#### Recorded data
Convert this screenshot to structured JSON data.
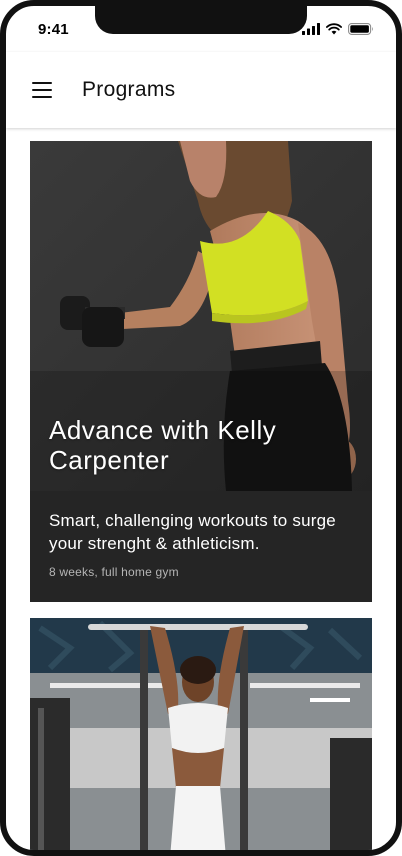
{
  "status_bar": {
    "time": "9:41"
  },
  "app_bar": {
    "title": "Programs",
    "menu_icon": "hamburger-menu-icon"
  },
  "programs": [
    {
      "title": "Advance with Kelly Carpenter",
      "description": "Smart, challenging workouts to surge your strenght & athleticism.",
      "meta": "8 weeks, full home gym",
      "image": "woman-lifting-dumbbell"
    },
    {
      "image": "woman-gym-pullup"
    }
  ],
  "colors": {
    "card_dark": "#252525",
    "accent_top": "#d8e62d"
  }
}
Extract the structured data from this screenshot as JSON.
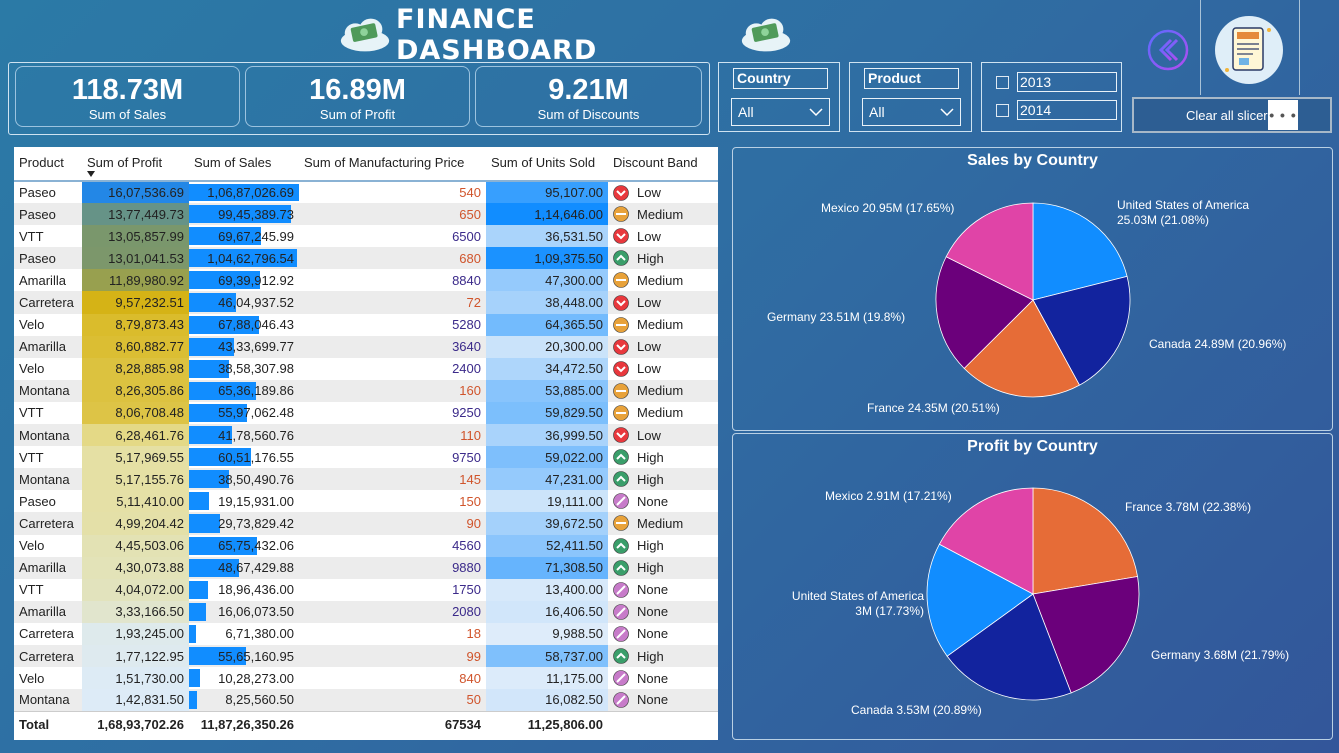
{
  "header": {
    "title": "FINANCE DASHBOARD"
  },
  "kpis": [
    {
      "value": "118.73M",
      "label": "Sum of Sales"
    },
    {
      "value": "16.89M",
      "label": "Sum of Profit"
    },
    {
      "value": "9.21M",
      "label": "Sum of Discounts"
    }
  ],
  "slicers": {
    "country": {
      "title": "Country",
      "value": "All"
    },
    "product": {
      "title": "Product",
      "value": "All"
    },
    "years": [
      "2013",
      "2014"
    ],
    "clear_label": "Clear all slicer",
    "more_label": "• • •"
  },
  "table": {
    "columns": [
      "Product",
      "Sum of Profit",
      "Sum of Sales",
      "Sum of Manufacturing Price",
      "Sum of Units Sold",
      "Discount Band"
    ],
    "rows": [
      {
        "product": "Paseo",
        "profit": "16,07,536.69",
        "profit_v": 16.08,
        "sales": "1,06,87,026.69",
        "sales_v": 106.87,
        "mfg": "540",
        "units": "95,107.00",
        "units_v": 95107,
        "band": "Low"
      },
      {
        "product": "Paseo",
        "profit": "13,77,449.73",
        "profit_v": 13.77,
        "sales": "99,45,389.73",
        "sales_v": 99.45,
        "mfg": "650",
        "units": "1,14,646.00",
        "units_v": 114646,
        "band": "Medium"
      },
      {
        "product": "VTT",
        "profit": "13,05,857.99",
        "profit_v": 13.06,
        "sales": "69,67,245.99",
        "sales_v": 69.67,
        "mfg": "6500",
        "units": "36,531.50",
        "units_v": 36531,
        "band": "Low"
      },
      {
        "product": "Paseo",
        "profit": "13,01,041.53",
        "profit_v": 13.01,
        "sales": "1,04,62,796.54",
        "sales_v": 104.63,
        "mfg": "680",
        "units": "1,09,375.50",
        "units_v": 109375,
        "band": "High"
      },
      {
        "product": "Amarilla",
        "profit": "11,89,980.92",
        "profit_v": 11.9,
        "sales": "69,39,912.92",
        "sales_v": 69.4,
        "mfg": "8840",
        "units": "47,300.00",
        "units_v": 47300,
        "band": "Medium"
      },
      {
        "product": "Carretera",
        "profit": "9,57,232.51",
        "profit_v": 9.57,
        "sales": "46,04,937.52",
        "sales_v": 46.05,
        "mfg": "72",
        "units": "38,448.00",
        "units_v": 38448,
        "band": "Low"
      },
      {
        "product": "Velo",
        "profit": "8,79,873.43",
        "profit_v": 8.8,
        "sales": "67,88,046.43",
        "sales_v": 67.88,
        "mfg": "5280",
        "units": "64,365.50",
        "units_v": 64365,
        "band": "Medium"
      },
      {
        "product": "Amarilla",
        "profit": "8,60,882.77",
        "profit_v": 8.61,
        "sales": "43,33,699.77",
        "sales_v": 43.34,
        "mfg": "3640",
        "units": "20,300.00",
        "units_v": 20300,
        "band": "Low"
      },
      {
        "product": "Velo",
        "profit": "8,28,885.98",
        "profit_v": 8.29,
        "sales": "38,58,307.98",
        "sales_v": 38.58,
        "mfg": "2400",
        "units": "34,472.50",
        "units_v": 34472,
        "band": "Low"
      },
      {
        "product": "Montana",
        "profit": "8,26,305.86",
        "profit_v": 8.26,
        "sales": "65,36,189.86",
        "sales_v": 65.36,
        "mfg": "160",
        "units": "53,885.00",
        "units_v": 53885,
        "band": "Medium"
      },
      {
        "product": "VTT",
        "profit": "8,06,708.48",
        "profit_v": 8.07,
        "sales": "55,97,062.48",
        "sales_v": 55.97,
        "mfg": "9250",
        "units": "59,829.50",
        "units_v": 59829,
        "band": "Medium"
      },
      {
        "product": "Montana",
        "profit": "6,28,461.76",
        "profit_v": 6.28,
        "sales": "41,78,560.76",
        "sales_v": 41.79,
        "mfg": "110",
        "units": "36,999.50",
        "units_v": 36999,
        "band": "Low"
      },
      {
        "product": "VTT",
        "profit": "5,17,969.55",
        "profit_v": 5.18,
        "sales": "60,51,176.55",
        "sales_v": 60.51,
        "mfg": "9750",
        "units": "59,022.00",
        "units_v": 59022,
        "band": "High"
      },
      {
        "product": "Montana",
        "profit": "5,17,155.76",
        "profit_v": 5.17,
        "sales": "38,50,490.76",
        "sales_v": 38.5,
        "mfg": "145",
        "units": "47,231.00",
        "units_v": 47231,
        "band": "High"
      },
      {
        "product": "Paseo",
        "profit": "5,11,410.00",
        "profit_v": 5.11,
        "sales": "19,15,931.00",
        "sales_v": 19.16,
        "mfg": "150",
        "units": "19,111.00",
        "units_v": 19111,
        "band": "None"
      },
      {
        "product": "Carretera",
        "profit": "4,99,204.42",
        "profit_v": 4.99,
        "sales": "29,73,829.42",
        "sales_v": 29.74,
        "mfg": "90",
        "units": "39,672.50",
        "units_v": 39672,
        "band": "Medium"
      },
      {
        "product": "Velo",
        "profit": "4,45,503.06",
        "profit_v": 4.46,
        "sales": "65,75,432.06",
        "sales_v": 65.75,
        "mfg": "4560",
        "units": "52,411.50",
        "units_v": 52411,
        "band": "High"
      },
      {
        "product": "Amarilla",
        "profit": "4,30,073.88",
        "profit_v": 4.3,
        "sales": "48,67,429.88",
        "sales_v": 48.67,
        "mfg": "9880",
        "units": "71,308.50",
        "units_v": 71308,
        "band": "High"
      },
      {
        "product": "VTT",
        "profit": "4,04,072.00",
        "profit_v": 4.04,
        "sales": "18,96,436.00",
        "sales_v": 18.96,
        "mfg": "1750",
        "units": "13,400.00",
        "units_v": 13400,
        "band": "None"
      },
      {
        "product": "Amarilla",
        "profit": "3,33,166.50",
        "profit_v": 3.33,
        "sales": "16,06,073.50",
        "sales_v": 16.06,
        "mfg": "2080",
        "units": "16,406.50",
        "units_v": 16406,
        "band": "None"
      },
      {
        "product": "Carretera",
        "profit": "1,93,245.00",
        "profit_v": 1.93,
        "sales": "6,71,380.00",
        "sales_v": 6.71,
        "mfg": "18",
        "units": "9,988.50",
        "units_v": 9988,
        "band": "None"
      },
      {
        "product": "Carretera",
        "profit": "1,77,122.95",
        "profit_v": 1.77,
        "sales": "55,65,160.95",
        "sales_v": 55.65,
        "mfg": "99",
        "units": "58,737.00",
        "units_v": 58737,
        "band": "High"
      },
      {
        "product": "Velo",
        "profit": "1,51,730.00",
        "profit_v": 1.52,
        "sales": "10,28,273.00",
        "sales_v": 10.28,
        "mfg": "840",
        "units": "11,175.00",
        "units_v": 11175,
        "band": "None"
      },
      {
        "product": "Montana",
        "profit": "1,42,831.50",
        "profit_v": 1.43,
        "sales": "8,25,560.50",
        "sales_v": 8.26,
        "mfg": "50",
        "units": "16,082.50",
        "units_v": 16082,
        "band": "None"
      }
    ],
    "total": {
      "label": "Total",
      "profit": "1,68,93,702.26",
      "sales": "11,87,26,350.26",
      "mfg": "67534",
      "units": "11,25,806.00"
    }
  },
  "band_colors": {
    "Low": "#e8383d",
    "Medium": "#e8a23a",
    "High": "#3a9e6a",
    "None": "#c77bc9"
  },
  "chart_data": [
    {
      "type": "pie",
      "title": "Sales by Country",
      "slices": [
        {
          "name": "United States of America",
          "label": "United States of America\n25.03M (21.08%)",
          "value": 25.03,
          "color": "#118dff"
        },
        {
          "name": "Canada",
          "label": "Canada 24.89M (20.96%)",
          "value": 24.89,
          "color": "#12239e"
        },
        {
          "name": "France",
          "label": "France 24.35M (20.51%)",
          "value": 24.35,
          "color": "#e66c37"
        },
        {
          "name": "Germany",
          "label": "Germany 23.51M (19.8%)",
          "value": 23.51,
          "color": "#6b007b"
        },
        {
          "name": "Mexico",
          "label": "Mexico 20.95M (17.65%)",
          "value": 20.95,
          "color": "#e044a7"
        }
      ]
    },
    {
      "type": "pie",
      "title": "Profit by Country",
      "slices": [
        {
          "name": "France",
          "label": "France 3.78M (22.38%)",
          "value": 3.78,
          "color": "#e66c37"
        },
        {
          "name": "Germany",
          "label": "Germany 3.68M (21.79%)",
          "value": 3.68,
          "color": "#6b007b"
        },
        {
          "name": "Canada",
          "label": "Canada 3.53M (20.89%)",
          "value": 3.53,
          "color": "#12239e"
        },
        {
          "name": "United States of America",
          "label": "United States of America\n3M (17.73%)",
          "value": 3.0,
          "color": "#118dff"
        },
        {
          "name": "Mexico",
          "label": "Mexico 2.91M (17.21%)",
          "value": 2.91,
          "color": "#e044a7"
        }
      ]
    }
  ]
}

#### What is asked
Lines from the records above that hold "Mexico" are the ones to list.

#### Response below
          "name": "Mexico",
          "label": "Mexico 20.95M (17.65%)",
          "name": "Mexico",
          "label": "Mexico 2.91M (17.21%)",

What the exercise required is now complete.